■ Instructions for the task ■
Below is a set of records; print all of them exactly as written.

··········

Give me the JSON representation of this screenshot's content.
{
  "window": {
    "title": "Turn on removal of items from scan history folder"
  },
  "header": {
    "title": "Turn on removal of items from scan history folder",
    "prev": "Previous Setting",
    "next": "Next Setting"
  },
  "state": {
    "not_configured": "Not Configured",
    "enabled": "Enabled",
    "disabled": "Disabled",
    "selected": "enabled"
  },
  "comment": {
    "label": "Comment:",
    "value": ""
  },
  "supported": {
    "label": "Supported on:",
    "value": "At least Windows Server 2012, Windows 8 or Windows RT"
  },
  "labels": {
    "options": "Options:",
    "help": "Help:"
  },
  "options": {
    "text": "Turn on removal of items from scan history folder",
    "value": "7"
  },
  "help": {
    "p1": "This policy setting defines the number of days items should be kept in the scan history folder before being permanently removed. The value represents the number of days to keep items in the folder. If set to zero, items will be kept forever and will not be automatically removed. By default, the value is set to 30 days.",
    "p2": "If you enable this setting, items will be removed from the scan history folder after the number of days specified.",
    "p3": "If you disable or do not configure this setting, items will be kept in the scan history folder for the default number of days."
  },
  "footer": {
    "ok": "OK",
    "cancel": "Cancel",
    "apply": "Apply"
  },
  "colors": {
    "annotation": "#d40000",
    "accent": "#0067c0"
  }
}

··········

■ Output below ■
Give me the JSON representation of this screenshot's content.
{
  "window": {
    "title": "Turn on removal of items from scan history folder"
  },
  "header": {
    "title": "Turn on removal of items from scan history folder",
    "prev": "Previous Setting",
    "next": "Next Setting"
  },
  "state": {
    "not_configured": "Not Configured",
    "enabled": "Enabled",
    "disabled": "Disabled",
    "selected": "enabled"
  },
  "comment": {
    "label": "Comment:",
    "value": ""
  },
  "supported": {
    "label": "Supported on:",
    "value": "At least Windows Server 2012, Windows 8 or Windows RT"
  },
  "labels": {
    "options": "Options:",
    "help": "Help:"
  },
  "options": {
    "text": "Turn on removal of items from scan history folder",
    "value": "7"
  },
  "help": {
    "p1": "This policy setting defines the number of days items should be kept in the scan history folder before being permanently removed. The value represents the number of days to keep items in the folder. If set to zero, items will be kept forever and will not be automatically removed. By default, the value is set to 30 days.",
    "p2": "If you enable this setting, items will be removed from the scan history folder after the number of days specified.",
    "p3": "If you disable or do not configure this setting, items will be kept in the scan history folder for the default number of days."
  },
  "footer": {
    "ok": "OK",
    "cancel": "Cancel",
    "apply": "Apply"
  },
  "colors": {
    "annotation": "#d40000",
    "accent": "#0067c0"
  }
}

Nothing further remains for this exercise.